> [Directions for this task] Answer with one number only: the number of lines that include the word "Blank".

> [Material supplied]
>> Start

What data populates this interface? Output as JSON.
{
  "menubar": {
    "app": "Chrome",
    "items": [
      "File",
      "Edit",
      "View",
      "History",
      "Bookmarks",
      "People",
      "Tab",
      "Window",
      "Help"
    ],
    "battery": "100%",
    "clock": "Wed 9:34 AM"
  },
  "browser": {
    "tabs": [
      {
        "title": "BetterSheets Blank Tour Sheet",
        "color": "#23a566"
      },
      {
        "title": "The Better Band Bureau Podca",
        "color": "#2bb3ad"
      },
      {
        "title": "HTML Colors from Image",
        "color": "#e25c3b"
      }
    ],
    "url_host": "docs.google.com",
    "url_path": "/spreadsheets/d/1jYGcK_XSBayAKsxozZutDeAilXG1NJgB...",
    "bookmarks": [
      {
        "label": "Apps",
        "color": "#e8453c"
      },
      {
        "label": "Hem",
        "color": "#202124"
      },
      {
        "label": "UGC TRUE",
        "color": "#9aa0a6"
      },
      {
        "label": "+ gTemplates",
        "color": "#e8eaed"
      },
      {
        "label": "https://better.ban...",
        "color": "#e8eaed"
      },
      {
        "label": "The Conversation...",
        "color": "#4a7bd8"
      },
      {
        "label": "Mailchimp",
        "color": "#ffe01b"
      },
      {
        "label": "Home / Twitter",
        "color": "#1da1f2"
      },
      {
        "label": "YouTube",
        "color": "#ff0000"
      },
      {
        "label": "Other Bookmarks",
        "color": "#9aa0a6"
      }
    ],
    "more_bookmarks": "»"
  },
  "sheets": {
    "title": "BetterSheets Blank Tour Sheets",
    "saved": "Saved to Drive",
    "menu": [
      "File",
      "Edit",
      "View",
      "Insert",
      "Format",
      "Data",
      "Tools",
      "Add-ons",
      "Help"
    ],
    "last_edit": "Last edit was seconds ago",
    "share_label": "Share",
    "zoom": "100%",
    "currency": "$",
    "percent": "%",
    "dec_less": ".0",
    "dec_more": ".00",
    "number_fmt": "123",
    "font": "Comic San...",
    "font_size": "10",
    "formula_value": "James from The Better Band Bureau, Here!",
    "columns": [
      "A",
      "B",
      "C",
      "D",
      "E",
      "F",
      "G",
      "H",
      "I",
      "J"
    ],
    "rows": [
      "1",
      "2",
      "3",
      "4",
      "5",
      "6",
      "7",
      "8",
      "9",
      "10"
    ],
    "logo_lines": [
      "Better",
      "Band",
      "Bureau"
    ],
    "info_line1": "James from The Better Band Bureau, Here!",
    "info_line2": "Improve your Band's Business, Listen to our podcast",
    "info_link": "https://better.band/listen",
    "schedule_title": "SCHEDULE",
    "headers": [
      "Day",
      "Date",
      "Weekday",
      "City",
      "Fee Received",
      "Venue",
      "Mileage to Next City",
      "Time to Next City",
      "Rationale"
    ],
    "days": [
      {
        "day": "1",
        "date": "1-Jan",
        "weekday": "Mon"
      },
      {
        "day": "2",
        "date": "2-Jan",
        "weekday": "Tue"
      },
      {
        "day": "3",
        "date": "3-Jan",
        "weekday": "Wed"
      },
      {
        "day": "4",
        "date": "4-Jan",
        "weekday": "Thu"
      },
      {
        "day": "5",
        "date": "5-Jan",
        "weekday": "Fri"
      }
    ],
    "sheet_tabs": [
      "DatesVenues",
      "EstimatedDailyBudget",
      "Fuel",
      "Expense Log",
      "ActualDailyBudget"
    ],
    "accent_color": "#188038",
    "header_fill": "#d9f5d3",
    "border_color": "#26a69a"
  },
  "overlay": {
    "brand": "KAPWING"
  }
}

>> End
>> Start

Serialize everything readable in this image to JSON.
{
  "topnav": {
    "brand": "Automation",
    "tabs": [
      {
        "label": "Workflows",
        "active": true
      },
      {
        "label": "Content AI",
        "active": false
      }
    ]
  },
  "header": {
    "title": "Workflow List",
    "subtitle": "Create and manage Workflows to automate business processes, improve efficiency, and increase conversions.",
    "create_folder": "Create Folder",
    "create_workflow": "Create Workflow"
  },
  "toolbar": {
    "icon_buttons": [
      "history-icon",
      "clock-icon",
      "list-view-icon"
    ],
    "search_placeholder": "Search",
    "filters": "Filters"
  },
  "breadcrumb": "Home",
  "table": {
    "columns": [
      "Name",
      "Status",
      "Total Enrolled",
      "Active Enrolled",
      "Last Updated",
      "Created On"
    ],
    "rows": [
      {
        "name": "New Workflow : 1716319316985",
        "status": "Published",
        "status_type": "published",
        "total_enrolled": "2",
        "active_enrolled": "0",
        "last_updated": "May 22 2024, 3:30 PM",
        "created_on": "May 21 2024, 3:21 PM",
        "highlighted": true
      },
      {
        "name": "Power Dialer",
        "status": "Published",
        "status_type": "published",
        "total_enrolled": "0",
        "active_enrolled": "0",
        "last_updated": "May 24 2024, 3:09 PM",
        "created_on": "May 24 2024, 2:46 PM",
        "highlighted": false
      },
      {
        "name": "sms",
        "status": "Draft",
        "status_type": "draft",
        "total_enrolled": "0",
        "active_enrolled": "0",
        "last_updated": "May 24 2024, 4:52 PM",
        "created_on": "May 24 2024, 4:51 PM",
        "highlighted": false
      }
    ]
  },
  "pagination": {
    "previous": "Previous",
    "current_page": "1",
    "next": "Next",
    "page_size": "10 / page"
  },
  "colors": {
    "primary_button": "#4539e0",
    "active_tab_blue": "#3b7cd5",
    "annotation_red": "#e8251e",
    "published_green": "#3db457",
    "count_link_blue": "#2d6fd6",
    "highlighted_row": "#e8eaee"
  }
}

>> End

> [Written response] 2